[Extracts from a graphics dataset]
++++++

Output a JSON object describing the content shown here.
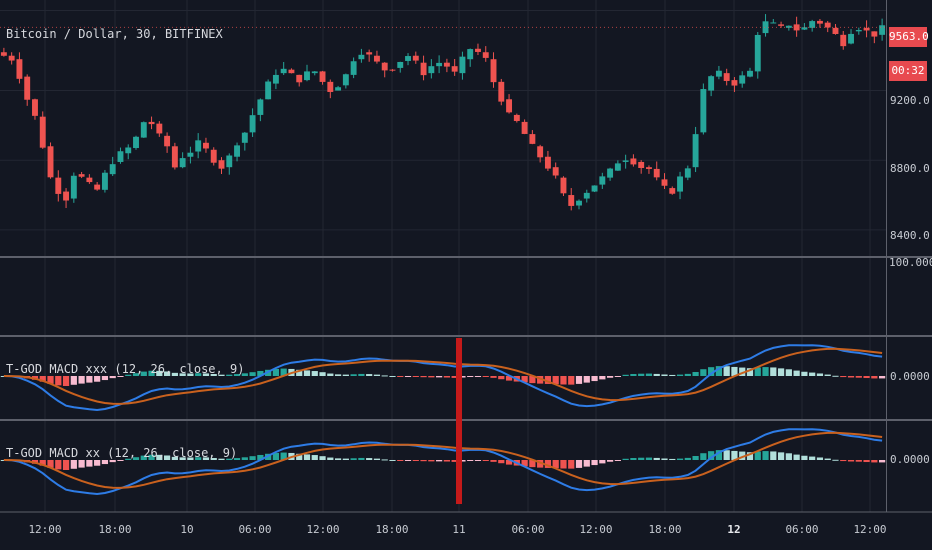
{
  "chart_data": [
    {
      "type": "candlestick",
      "title": "Bitcoin / Dollar, 30, BITFINEX",
      "y_ticks": [
        "9200.0",
        "8800.0",
        "8400.0"
      ],
      "y_tick_values": [
        9200,
        8800,
        8400
      ],
      "ylim": [
        8250,
        9720
      ],
      "last_price": "9563.0",
      "countdown": "00:32",
      "close_path": [
        9400,
        9380,
        9280,
        9150,
        9050,
        8880,
        8700,
        8620,
        8580,
        8720,
        8700,
        8660,
        8630,
        8720,
        8790,
        8840,
        8870,
        8930,
        9020,
        9010,
        8940,
        8880,
        8760,
        8820,
        8850,
        8900,
        8860,
        8800,
        8760,
        8820,
        8900,
        8960,
        9060,
        9150,
        9240,
        9300,
        9320,
        9290,
        9260,
        9300,
        9310,
        9250,
        9200,
        9230,
        9290,
        9380,
        9420,
        9400,
        9360,
        9320,
        9330,
        9370,
        9400,
        9360,
        9300,
        9340,
        9360,
        9340,
        9300,
        9380,
        9440,
        9420,
        9380,
        9250,
        9150,
        9060,
        9020,
        8950,
        8880,
        8820,
        8760,
        8700,
        8600,
        8540,
        8580,
        8620,
        8660,
        8700,
        8740,
        8790,
        8810,
        8790,
        8760,
        8750,
        8690,
        8640,
        8620,
        8700,
        8760,
        8960,
        9200,
        9280,
        9300,
        9260,
        9240,
        9280,
        9310,
        9530,
        9590,
        9580,
        9560,
        9580,
        9550,
        9560,
        9600,
        9590,
        9560,
        9520,
        9470,
        9540,
        9560,
        9540,
        9520,
        9560
      ]
    },
    {
      "type": "line",
      "title": "T-GOD MACD xxx (12, 26, close, 9)",
      "zero_label": "0.0000",
      "y_tick": "100.0000",
      "series": [
        {
          "color": "#2962ff"
        },
        {
          "color": "#ef6c00"
        },
        {
          "color": "#26a69a"
        },
        {
          "color": "#ef5350"
        }
      ]
    },
    {
      "type": "line",
      "title": "T-GOD MACD xx (12, 26, close, 9)",
      "zero_label": "0.0000"
    }
  ],
  "x_ticks": [
    {
      "label": "12:00",
      "bold": false
    },
    {
      "label": "18:00",
      "bold": false
    },
    {
      "label": "10",
      "bold": false
    },
    {
      "label": "06:00",
      "bold": false
    },
    {
      "label": "12:00",
      "bold": false
    },
    {
      "label": "18:00",
      "bold": false
    },
    {
      "label": "11",
      "bold": false
    },
    {
      "label": "06:00",
      "bold": false
    },
    {
      "label": "12:00",
      "bold": false
    },
    {
      "label": "18:00",
      "bold": false
    },
    {
      "label": "12",
      "bold": true
    },
    {
      "label": "06:00",
      "bold": false
    },
    {
      "label": "12:00",
      "bold": false
    }
  ],
  "colors": {
    "background": "#131722",
    "grid": "#232733",
    "up": "#26a69a",
    "down": "#ef5350",
    "macd": "#2e7ce6",
    "signal": "#c9611e",
    "marker": "#c41a1a",
    "separator": "#5d606b"
  }
}
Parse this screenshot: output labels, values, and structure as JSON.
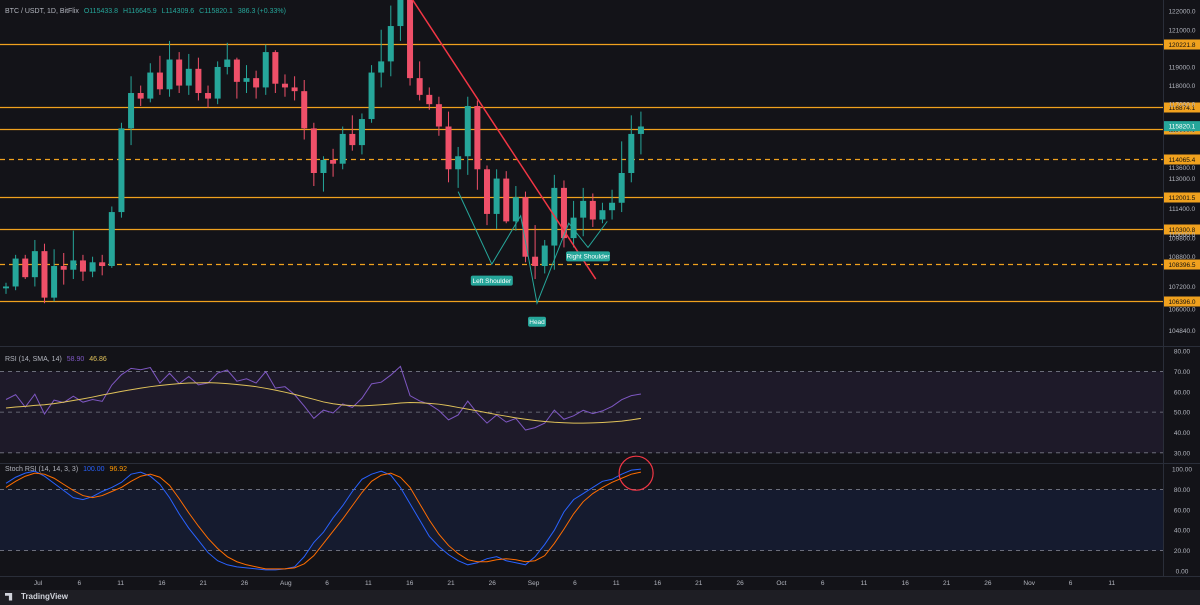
{
  "legend": {
    "symbol": "BTC / USDT, 1D, BitFlix",
    "open": "O115433.8",
    "high": "H116645.9",
    "low": "L114309.6",
    "close": "C115820.1",
    "change": "386.3 (+0.33%)",
    "rsi_label": "RSI (14, SMA, 14)",
    "rsi_value": "58.90",
    "rsi_sma": "46.86",
    "stoch_label": "Stoch RSI (14, 14, 3, 3)",
    "stoch_k": "100.00",
    "stoch_d": "96.92"
  },
  "colors": {
    "bg": "#131318",
    "up": "#26a69a",
    "down": "#ef5069",
    "level": "#f0a11e",
    "trendline": "#f23645",
    "pattern": "#26a69a",
    "rsi": "#7e57c2",
    "rsi_sma": "#e0c25a",
    "stoch_k": "#2962ff",
    "stoch_d": "#ff6d00",
    "circle": "#f23645"
  },
  "price_axis": [
    "122000.0",
    "121000.0",
    "119000.0",
    "118000.0",
    "117000.0",
    "115600.0",
    "113600.0",
    "113000.0",
    "111400.0",
    "110000.0",
    "109800.0",
    "108800.0",
    "107200.0",
    "106000.0",
    "104840.0"
  ],
  "price_levels": [
    {
      "label": "120221.8",
      "value": 120221.8,
      "style": "solid"
    },
    {
      "label": "116874.1",
      "value": 116874.1,
      "style": "solid"
    },
    {
      "label": "115688.5",
      "value": 115688.5,
      "style": "solid"
    },
    {
      "label": "114065.4",
      "value": 114065.4,
      "style": "dashed"
    },
    {
      "label": "112001.5",
      "value": 112001.5,
      "style": "solid"
    },
    {
      "label": "110300.8",
      "value": 110300.8,
      "style": "solid"
    },
    {
      "label": "108396.5",
      "value": 108396.5,
      "style": "dashed"
    },
    {
      "label": "106396.0",
      "value": 106396.0,
      "style": "solid"
    }
  ],
  "last_price": {
    "label": "115820.1",
    "value": 115820.1
  },
  "pattern_labels": {
    "left": "Left Shoulder",
    "head": "Head",
    "right": "Right Shoulder"
  },
  "rsi_axis": [
    "80.00",
    "70.00",
    "60.00",
    "50.00",
    "40.00",
    "30.00"
  ],
  "stoch_axis": [
    "100.00",
    "80.00",
    "60.00",
    "40.00",
    "20.00",
    "0.00"
  ],
  "time_axis": [
    "Jul",
    "6",
    "11",
    "16",
    "21",
    "26",
    "Aug",
    "6",
    "11",
    "16",
    "21",
    "26",
    "Sep",
    "6",
    "11",
    "16",
    "21",
    "26",
    "Oct",
    "6",
    "11",
    "16",
    "21",
    "26",
    "Nov",
    "6",
    "11"
  ],
  "footer": {
    "brand": "TradingView"
  },
  "chart_data": {
    "type": "candlestick",
    "price_range": [
      104000,
      122600
    ],
    "rsi_range": [
      25,
      80
    ],
    "stoch_range": [
      -5,
      105
    ],
    "candles": [
      [
        107100,
        107400,
        106800,
        107200
      ],
      [
        107200,
        108900,
        107000,
        108700
      ],
      [
        108700,
        108900,
        107600,
        107700
      ],
      [
        107700,
        109700,
        107200,
        109100
      ],
      [
        109100,
        109500,
        106300,
        106600
      ],
      [
        106600,
        109200,
        106400,
        108300
      ],
      [
        108300,
        109000,
        107300,
        108100
      ],
      [
        108100,
        110200,
        107600,
        108600
      ],
      [
        108600,
        108900,
        107500,
        108000
      ],
      [
        108000,
        108800,
        107700,
        108500
      ],
      [
        108500,
        108900,
        107800,
        108300
      ],
      [
        108300,
        111500,
        108200,
        111200
      ],
      [
        111200,
        116000,
        110900,
        115700
      ],
      [
        115700,
        118500,
        114800,
        117600
      ],
      [
        117600,
        118000,
        116900,
        117300
      ],
      [
        117300,
        119200,
        117100,
        118700
      ],
      [
        118700,
        119600,
        117500,
        117800
      ],
      [
        117800,
        120400,
        117400,
        119400
      ],
      [
        119400,
        119800,
        117600,
        118000
      ],
      [
        118000,
        119700,
        117500,
        118900
      ],
      [
        118900,
        119500,
        117200,
        117600
      ],
      [
        117600,
        118000,
        116800,
        117300
      ],
      [
        117300,
        119300,
        117000,
        119000
      ],
      [
        119000,
        120300,
        118600,
        119400
      ],
      [
        119400,
        119500,
        117300,
        118200
      ],
      [
        118200,
        119100,
        117600,
        118400
      ],
      [
        118400,
        118800,
        117300,
        117900
      ],
      [
        117900,
        120200,
        117500,
        119800
      ],
      [
        119800,
        119900,
        117600,
        118100
      ],
      [
        118100,
        118600,
        117400,
        117900
      ],
      [
        117900,
        118500,
        117200,
        117700
      ],
      [
        117700,
        118300,
        115100,
        115700
      ],
      [
        115700,
        116000,
        112600,
        113300
      ],
      [
        113300,
        114200,
        112300,
        114000
      ],
      [
        114000,
        114600,
        113100,
        113800
      ],
      [
        113800,
        115800,
        113500,
        115400
      ],
      [
        115400,
        116400,
        114500,
        114800
      ],
      [
        114800,
        116500,
        114300,
        116200
      ],
      [
        116200,
        119100,
        116000,
        118700
      ],
      [
        118700,
        121000,
        117900,
        119300
      ],
      [
        119300,
        122300,
        118500,
        121200
      ],
      [
        121200,
        124500,
        120400,
        123300
      ],
      [
        123300,
        123700,
        118000,
        118400
      ],
      [
        118400,
        119300,
        117200,
        117500
      ],
      [
        117500,
        117900,
        116700,
        117000
      ],
      [
        117000,
        117400,
        115300,
        115800
      ],
      [
        115800,
        116600,
        112800,
        113500
      ],
      [
        113500,
        114700,
        112500,
        114200
      ],
      [
        114200,
        117400,
        113200,
        116900
      ],
      [
        116900,
        117200,
        112400,
        113500
      ],
      [
        113500,
        113700,
        110500,
        111100
      ],
      [
        111100,
        113500,
        110300,
        113000
      ],
      [
        113000,
        113400,
        110600,
        110700
      ],
      [
        110700,
        112600,
        110200,
        112000
      ],
      [
        112000,
        112300,
        108500,
        108800
      ],
      [
        108800,
        110500,
        107600,
        108300
      ],
      [
        108300,
        109700,
        107900,
        109400
      ],
      [
        109400,
        113200,
        108100,
        112500
      ],
      [
        112500,
        112900,
        109300,
        109800
      ],
      [
        109800,
        111800,
        109300,
        110900
      ],
      [
        110900,
        112500,
        109900,
        111800
      ],
      [
        111800,
        112200,
        110400,
        110800
      ],
      [
        110800,
        111700,
        110600,
        111300
      ],
      [
        111300,
        112400,
        110800,
        111700
      ],
      [
        111700,
        115000,
        111200,
        113300
      ],
      [
        113300,
        116400,
        112800,
        115400
      ],
      [
        115400,
        116600,
        114300,
        115800
      ]
    ],
    "rsi": [
      56.2,
      58.6,
      52.5,
      58.8,
      49.1,
      55.9,
      54.7,
      57.8,
      54.9,
      56.2,
      55.3,
      63.3,
      68.4,
      71.5,
      70.8,
      71.9,
      64.3,
      69.1,
      64.0,
      67.5,
      63.4,
      64.3,
      69.2,
      70.7,
      65.2,
      66.4,
      64.3,
      69.9,
      61.8,
      62.5,
      58.6,
      53.0,
      46.9,
      51.0,
      49.6,
      54.0,
      52.3,
      56.8,
      63.9,
      64.7,
      68.2,
      72.5,
      58.1,
      55.5,
      53.9,
      50.8,
      46.2,
      48.6,
      55.4,
      49.4,
      44.6,
      48.6,
      45.1,
      46.9,
      41.2,
      42.4,
      44.6,
      51.0,
      46.5,
      48.2,
      50.9,
      49.3,
      50.6,
      52.8,
      56.1,
      58.1,
      58.9
    ],
    "rsi_sma": [
      52.0,
      52.5,
      52.8,
      53.3,
      53.6,
      54.2,
      54.9,
      55.7,
      56.5,
      57.4,
      58.4,
      59.3,
      60.2,
      61.0,
      61.8,
      62.5,
      63.1,
      63.6,
      64.0,
      64.3,
      64.4,
      64.5,
      64.3,
      64.0,
      63.6,
      63.1,
      62.5,
      61.7,
      60.8,
      59.8,
      58.7,
      57.5,
      56.3,
      55.0,
      54.1,
      53.5,
      53.2,
      53.1,
      53.3,
      53.6,
      54.0,
      54.5,
      54.7,
      54.6,
      54.3,
      53.9,
      53.2,
      52.3,
      51.5,
      50.6,
      49.7,
      48.8,
      48.0,
      47.2,
      46.5,
      45.9,
      45.4,
      45.0,
      44.8,
      44.6,
      44.6,
      44.7,
      44.9,
      45.2,
      45.6,
      46.2,
      46.9
    ],
    "stoch_k": [
      86,
      92,
      96,
      98,
      93,
      86,
      79,
      72,
      70,
      73,
      78,
      82,
      87,
      95,
      97,
      93,
      85,
      72,
      56,
      42,
      30,
      18,
      10,
      6,
      4,
      3,
      2,
      1,
      1,
      2,
      4,
      14,
      28,
      38,
      52,
      64,
      78,
      90,
      95,
      98,
      94,
      82,
      66,
      50,
      34,
      24,
      16,
      10,
      6,
      8,
      12,
      14,
      10,
      8,
      6,
      14,
      26,
      40,
      58,
      70,
      76,
      82,
      88,
      90,
      95,
      99,
      100
    ],
    "stoch_d": [
      82,
      88,
      93,
      96,
      95,
      91,
      85,
      79,
      74,
      72,
      74,
      78,
      82,
      88,
      93,
      95,
      92,
      84,
      71,
      57,
      44,
      32,
      22,
      14,
      9,
      6,
      4,
      2,
      2,
      2,
      3,
      7,
      15,
      27,
      39,
      51,
      64,
      77,
      88,
      94,
      96,
      92,
      82,
      66,
      50,
      36,
      25,
      17,
      11,
      9,
      9,
      11,
      12,
      11,
      9,
      10,
      15,
      27,
      41,
      56,
      68,
      76,
      82,
      87,
      91,
      95,
      97
    ]
  }
}
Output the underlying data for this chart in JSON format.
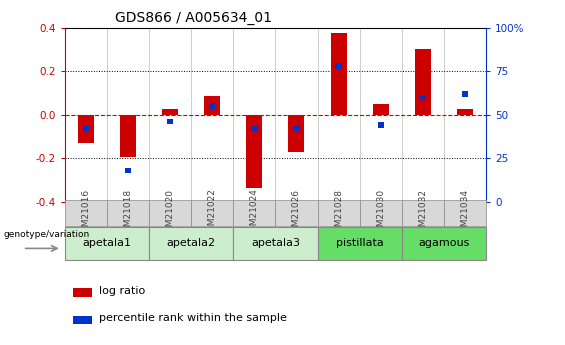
{
  "title": "GDS866 / A005634_01",
  "samples": [
    "GSM21016",
    "GSM21018",
    "GSM21020",
    "GSM21022",
    "GSM21024",
    "GSM21026",
    "GSM21028",
    "GSM21030",
    "GSM21032",
    "GSM21034"
  ],
  "log_ratio": [
    -0.13,
    -0.195,
    0.025,
    0.085,
    -0.335,
    -0.17,
    0.375,
    0.05,
    0.3,
    0.025
  ],
  "percentile_rank": [
    42,
    18,
    46,
    55,
    42,
    42,
    78,
    44,
    60,
    62
  ],
  "bar_width": 0.38,
  "blue_bar_height": 0.025,
  "blue_bar_width": 0.15,
  "groups": [
    {
      "label": "apetala1",
      "start": 0,
      "end": 2,
      "color": "#cceecc"
    },
    {
      "label": "apetala2",
      "start": 2,
      "end": 4,
      "color": "#cceecc"
    },
    {
      "label": "apetala3",
      "start": 4,
      "end": 6,
      "color": "#cceecc"
    },
    {
      "label": "pistillata",
      "start": 6,
      "end": 8,
      "color": "#66dd66"
    },
    {
      "label": "agamous",
      "start": 8,
      "end": 10,
      "color": "#66dd66"
    }
  ],
  "ylim": [
    -0.4,
    0.4
  ],
  "y2lim": [
    0,
    100
  ],
  "yticks": [
    -0.4,
    -0.2,
    0.0,
    0.2,
    0.4
  ],
  "y2ticks": [
    0,
    25,
    50,
    75,
    100
  ],
  "y2ticklabels": [
    "0",
    "25",
    "50",
    "75",
    "100%"
  ],
  "red_color": "#cc0000",
  "blue_color": "#0033cc",
  "zero_line_color": "#cc0000",
  "dot_grid_color": "#000000",
  "bg_color": "#ffffff",
  "sample_box_color": "#cccccc",
  "legend_red_label": "log ratio",
  "legend_blue_label": "percentile rank within the sample",
  "genotype_label": "genotype/variation"
}
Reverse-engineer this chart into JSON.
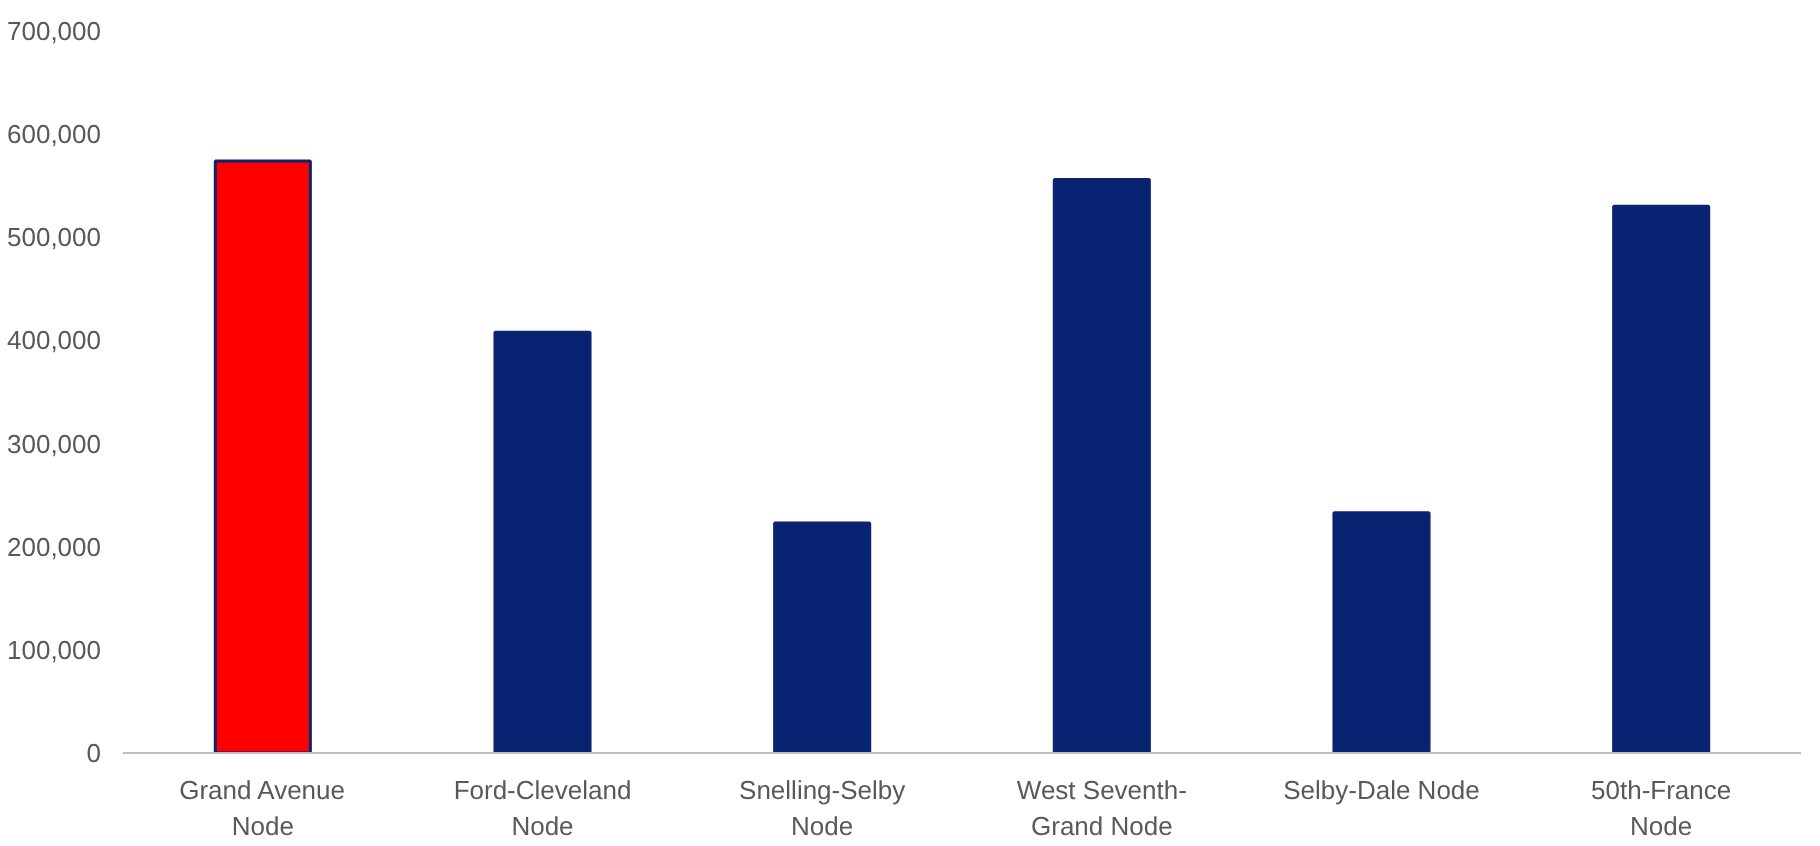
{
  "chart_data": {
    "type": "bar",
    "categories": [
      "Grand Avenue Node",
      "Ford-Cleveland Node",
      "Snelling-Selby Node",
      "West Seventh-Grand Node",
      "Selby-Dale Node",
      "50th-France Node"
    ],
    "values": [
      574000,
      408000,
      223000,
      556000,
      233000,
      530000
    ],
    "colors": [
      "#ff0000",
      "#062270",
      "#062270",
      "#062270",
      "#062270",
      "#062270"
    ],
    "ylim": [
      0,
      700000
    ],
    "yticks": [
      {
        "value": 0,
        "label": "0"
      },
      {
        "value": 100000,
        "label": "100,000"
      },
      {
        "value": 200000,
        "label": "200,000"
      },
      {
        "value": 300000,
        "label": "300,000"
      },
      {
        "value": 400000,
        "label": "400,000"
      },
      {
        "value": 500000,
        "label": "500,000"
      },
      {
        "value": 600000,
        "label": "600,000"
      },
      {
        "value": 700000,
        "label": "700,000"
      }
    ],
    "grid": false
  }
}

++++++

How many lines of these entries contain the string "Node"? Reply with the number alone.

» Answer for the task
6